** What to produce **
Pull out from the material below all lines with "measure".

(Dataset excerpts)
☆ ☆ ☆ ☆ ☆

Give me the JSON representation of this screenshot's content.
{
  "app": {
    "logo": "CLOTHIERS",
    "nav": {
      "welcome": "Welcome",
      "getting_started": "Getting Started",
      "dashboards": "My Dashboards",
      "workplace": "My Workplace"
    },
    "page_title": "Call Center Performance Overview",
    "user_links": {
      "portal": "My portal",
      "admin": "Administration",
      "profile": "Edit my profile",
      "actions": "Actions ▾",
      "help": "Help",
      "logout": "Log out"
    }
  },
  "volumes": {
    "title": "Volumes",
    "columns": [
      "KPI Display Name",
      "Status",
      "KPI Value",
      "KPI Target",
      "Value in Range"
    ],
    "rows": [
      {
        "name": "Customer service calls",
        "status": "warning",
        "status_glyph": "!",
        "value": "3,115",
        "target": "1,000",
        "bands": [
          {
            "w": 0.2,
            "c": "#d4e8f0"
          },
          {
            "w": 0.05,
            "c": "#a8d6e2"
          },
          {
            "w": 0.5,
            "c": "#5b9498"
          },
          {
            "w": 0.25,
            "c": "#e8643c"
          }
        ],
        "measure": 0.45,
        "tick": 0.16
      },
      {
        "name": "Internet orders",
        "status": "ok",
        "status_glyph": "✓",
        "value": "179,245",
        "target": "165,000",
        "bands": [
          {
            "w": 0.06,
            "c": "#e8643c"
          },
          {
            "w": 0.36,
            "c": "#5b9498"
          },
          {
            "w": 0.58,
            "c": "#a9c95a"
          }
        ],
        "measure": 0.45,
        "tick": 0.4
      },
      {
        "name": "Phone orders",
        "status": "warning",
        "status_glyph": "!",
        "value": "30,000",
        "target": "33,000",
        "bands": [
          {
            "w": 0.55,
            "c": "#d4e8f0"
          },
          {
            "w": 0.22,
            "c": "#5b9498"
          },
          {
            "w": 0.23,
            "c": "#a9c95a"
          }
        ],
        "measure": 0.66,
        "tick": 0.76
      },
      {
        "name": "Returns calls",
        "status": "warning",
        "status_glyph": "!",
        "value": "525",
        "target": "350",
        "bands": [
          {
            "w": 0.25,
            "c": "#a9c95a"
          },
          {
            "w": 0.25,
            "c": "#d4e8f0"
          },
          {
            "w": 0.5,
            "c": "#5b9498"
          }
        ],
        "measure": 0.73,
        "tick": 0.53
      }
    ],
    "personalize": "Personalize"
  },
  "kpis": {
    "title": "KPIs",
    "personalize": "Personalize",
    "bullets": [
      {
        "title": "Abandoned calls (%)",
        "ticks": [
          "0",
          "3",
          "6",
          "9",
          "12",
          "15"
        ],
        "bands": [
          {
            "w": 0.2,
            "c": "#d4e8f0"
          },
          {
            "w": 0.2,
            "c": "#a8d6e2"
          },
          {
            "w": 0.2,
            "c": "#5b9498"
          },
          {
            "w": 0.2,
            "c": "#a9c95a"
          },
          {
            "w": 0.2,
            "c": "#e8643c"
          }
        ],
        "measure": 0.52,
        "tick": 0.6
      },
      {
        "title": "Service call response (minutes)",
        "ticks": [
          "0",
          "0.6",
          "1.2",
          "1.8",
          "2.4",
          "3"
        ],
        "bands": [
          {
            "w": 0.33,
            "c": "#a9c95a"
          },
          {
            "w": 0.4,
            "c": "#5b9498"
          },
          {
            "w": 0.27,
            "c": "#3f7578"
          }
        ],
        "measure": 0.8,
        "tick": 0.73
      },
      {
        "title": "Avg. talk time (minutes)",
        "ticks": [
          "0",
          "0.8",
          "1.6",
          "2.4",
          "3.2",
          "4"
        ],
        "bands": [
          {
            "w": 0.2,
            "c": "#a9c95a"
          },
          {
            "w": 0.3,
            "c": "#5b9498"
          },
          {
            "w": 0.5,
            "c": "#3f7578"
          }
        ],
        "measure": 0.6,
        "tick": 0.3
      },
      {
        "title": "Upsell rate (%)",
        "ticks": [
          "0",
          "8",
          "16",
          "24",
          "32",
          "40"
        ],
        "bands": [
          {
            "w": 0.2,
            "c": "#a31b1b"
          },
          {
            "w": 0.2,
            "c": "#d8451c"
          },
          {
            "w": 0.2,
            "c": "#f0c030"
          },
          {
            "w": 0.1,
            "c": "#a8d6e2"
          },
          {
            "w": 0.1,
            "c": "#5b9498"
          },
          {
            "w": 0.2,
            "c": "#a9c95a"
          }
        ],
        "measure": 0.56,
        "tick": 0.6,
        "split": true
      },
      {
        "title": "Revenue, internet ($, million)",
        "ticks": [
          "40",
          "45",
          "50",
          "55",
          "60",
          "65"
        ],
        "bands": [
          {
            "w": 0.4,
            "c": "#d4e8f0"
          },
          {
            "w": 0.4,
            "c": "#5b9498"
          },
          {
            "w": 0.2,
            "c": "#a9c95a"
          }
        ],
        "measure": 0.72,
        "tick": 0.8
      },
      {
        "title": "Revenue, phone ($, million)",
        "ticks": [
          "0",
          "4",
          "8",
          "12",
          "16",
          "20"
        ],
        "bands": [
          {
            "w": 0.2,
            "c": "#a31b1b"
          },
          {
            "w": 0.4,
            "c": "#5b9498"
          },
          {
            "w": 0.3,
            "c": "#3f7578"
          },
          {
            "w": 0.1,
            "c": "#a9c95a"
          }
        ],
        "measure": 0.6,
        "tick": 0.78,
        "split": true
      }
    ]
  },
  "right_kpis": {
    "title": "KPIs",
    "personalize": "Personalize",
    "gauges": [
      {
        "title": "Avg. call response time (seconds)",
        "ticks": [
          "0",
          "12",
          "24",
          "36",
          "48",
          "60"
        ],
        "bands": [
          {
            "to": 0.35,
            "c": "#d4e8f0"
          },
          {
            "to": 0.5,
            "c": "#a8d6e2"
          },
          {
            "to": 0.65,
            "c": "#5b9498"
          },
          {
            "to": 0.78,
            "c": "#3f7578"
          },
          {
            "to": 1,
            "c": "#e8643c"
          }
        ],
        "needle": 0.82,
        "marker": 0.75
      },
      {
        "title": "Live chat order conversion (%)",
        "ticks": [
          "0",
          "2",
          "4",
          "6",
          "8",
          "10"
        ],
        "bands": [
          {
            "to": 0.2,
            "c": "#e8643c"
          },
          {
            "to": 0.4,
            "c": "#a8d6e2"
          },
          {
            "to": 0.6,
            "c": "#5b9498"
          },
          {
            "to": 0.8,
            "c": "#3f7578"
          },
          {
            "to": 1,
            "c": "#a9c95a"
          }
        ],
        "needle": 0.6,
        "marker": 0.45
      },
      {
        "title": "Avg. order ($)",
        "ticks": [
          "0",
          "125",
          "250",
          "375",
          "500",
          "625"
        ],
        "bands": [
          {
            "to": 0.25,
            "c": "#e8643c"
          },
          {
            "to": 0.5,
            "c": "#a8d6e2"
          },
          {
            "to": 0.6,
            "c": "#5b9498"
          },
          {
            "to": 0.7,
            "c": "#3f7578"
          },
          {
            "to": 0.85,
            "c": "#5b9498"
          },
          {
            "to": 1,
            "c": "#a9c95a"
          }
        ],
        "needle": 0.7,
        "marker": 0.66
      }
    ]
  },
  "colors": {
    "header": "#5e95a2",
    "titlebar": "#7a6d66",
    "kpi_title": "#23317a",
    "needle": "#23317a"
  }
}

☆ ☆ ☆ ☆ ☆

** Response to this task **
        "measure": 0.45,
        "measure": 0.45,
        "measure": 0.66,
        "measure": 0.73,
        "measure": 0.52,
        "measure": 0.8,
        "measure": 0.6,
        "measure": 0.56,
        "measure": 0.72,
        "measure": 0.6,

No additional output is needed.